Records follow. Pull out every line that contains "value".

- _RECORD LIST_
-- START --

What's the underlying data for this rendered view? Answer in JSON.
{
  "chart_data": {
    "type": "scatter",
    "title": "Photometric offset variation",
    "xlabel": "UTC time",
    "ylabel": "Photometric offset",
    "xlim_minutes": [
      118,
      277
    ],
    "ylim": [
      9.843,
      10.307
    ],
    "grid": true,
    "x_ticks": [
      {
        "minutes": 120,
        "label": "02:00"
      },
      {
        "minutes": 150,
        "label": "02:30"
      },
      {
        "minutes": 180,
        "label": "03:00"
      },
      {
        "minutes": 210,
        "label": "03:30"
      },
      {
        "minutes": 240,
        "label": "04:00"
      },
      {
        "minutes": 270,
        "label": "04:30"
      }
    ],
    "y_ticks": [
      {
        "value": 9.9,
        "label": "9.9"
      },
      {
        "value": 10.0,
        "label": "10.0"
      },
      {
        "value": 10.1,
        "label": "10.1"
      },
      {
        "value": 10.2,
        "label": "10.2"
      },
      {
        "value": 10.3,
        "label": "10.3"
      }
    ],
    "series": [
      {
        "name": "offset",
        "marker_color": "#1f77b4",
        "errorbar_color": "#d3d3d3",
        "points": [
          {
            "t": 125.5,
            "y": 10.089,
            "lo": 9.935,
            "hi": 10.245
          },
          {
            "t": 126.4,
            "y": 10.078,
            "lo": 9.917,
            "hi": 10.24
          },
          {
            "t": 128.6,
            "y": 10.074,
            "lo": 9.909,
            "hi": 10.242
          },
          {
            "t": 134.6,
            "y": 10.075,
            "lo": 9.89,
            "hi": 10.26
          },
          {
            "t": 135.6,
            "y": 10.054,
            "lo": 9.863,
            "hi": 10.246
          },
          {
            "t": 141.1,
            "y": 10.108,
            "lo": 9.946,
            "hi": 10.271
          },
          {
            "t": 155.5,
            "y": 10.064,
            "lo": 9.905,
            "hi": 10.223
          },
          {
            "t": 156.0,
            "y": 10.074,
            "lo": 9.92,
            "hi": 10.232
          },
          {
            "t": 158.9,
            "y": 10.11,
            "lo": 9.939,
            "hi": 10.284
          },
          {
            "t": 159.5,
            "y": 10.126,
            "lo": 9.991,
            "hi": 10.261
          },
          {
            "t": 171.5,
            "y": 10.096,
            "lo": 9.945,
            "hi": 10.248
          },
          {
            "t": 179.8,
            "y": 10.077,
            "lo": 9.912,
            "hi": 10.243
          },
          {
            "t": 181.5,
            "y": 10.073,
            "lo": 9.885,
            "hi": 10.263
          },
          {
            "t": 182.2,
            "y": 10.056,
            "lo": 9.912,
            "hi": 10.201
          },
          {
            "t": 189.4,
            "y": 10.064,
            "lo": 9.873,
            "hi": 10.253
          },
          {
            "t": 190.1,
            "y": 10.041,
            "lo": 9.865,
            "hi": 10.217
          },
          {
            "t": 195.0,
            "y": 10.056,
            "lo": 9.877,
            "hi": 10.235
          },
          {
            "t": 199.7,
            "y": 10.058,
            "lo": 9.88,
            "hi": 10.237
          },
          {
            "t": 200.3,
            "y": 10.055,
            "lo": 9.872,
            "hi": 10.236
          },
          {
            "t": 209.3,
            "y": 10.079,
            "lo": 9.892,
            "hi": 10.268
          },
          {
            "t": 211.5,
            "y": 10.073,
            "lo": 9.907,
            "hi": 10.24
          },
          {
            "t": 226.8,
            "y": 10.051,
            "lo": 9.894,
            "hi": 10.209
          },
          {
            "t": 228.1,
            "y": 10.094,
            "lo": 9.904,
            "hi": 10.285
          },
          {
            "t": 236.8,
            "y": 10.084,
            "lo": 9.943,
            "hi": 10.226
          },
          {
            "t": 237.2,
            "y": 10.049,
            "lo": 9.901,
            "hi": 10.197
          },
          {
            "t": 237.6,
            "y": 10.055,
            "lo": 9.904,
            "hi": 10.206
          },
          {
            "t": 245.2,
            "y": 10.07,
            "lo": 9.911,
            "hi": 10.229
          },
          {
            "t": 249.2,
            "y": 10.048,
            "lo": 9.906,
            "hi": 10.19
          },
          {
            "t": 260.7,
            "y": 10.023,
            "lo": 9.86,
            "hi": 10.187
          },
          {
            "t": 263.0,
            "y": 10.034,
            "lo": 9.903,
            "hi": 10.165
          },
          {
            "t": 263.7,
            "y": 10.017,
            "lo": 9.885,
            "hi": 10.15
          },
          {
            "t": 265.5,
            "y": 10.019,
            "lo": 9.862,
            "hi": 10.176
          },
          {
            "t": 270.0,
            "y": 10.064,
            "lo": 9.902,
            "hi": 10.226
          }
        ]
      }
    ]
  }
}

-- END --

- _RESULT OF THE TASK_
        "value": 9.9,
        "value": 10.0,
        "value": 10.1,
        "value": 10.2,
        "value": 10.3,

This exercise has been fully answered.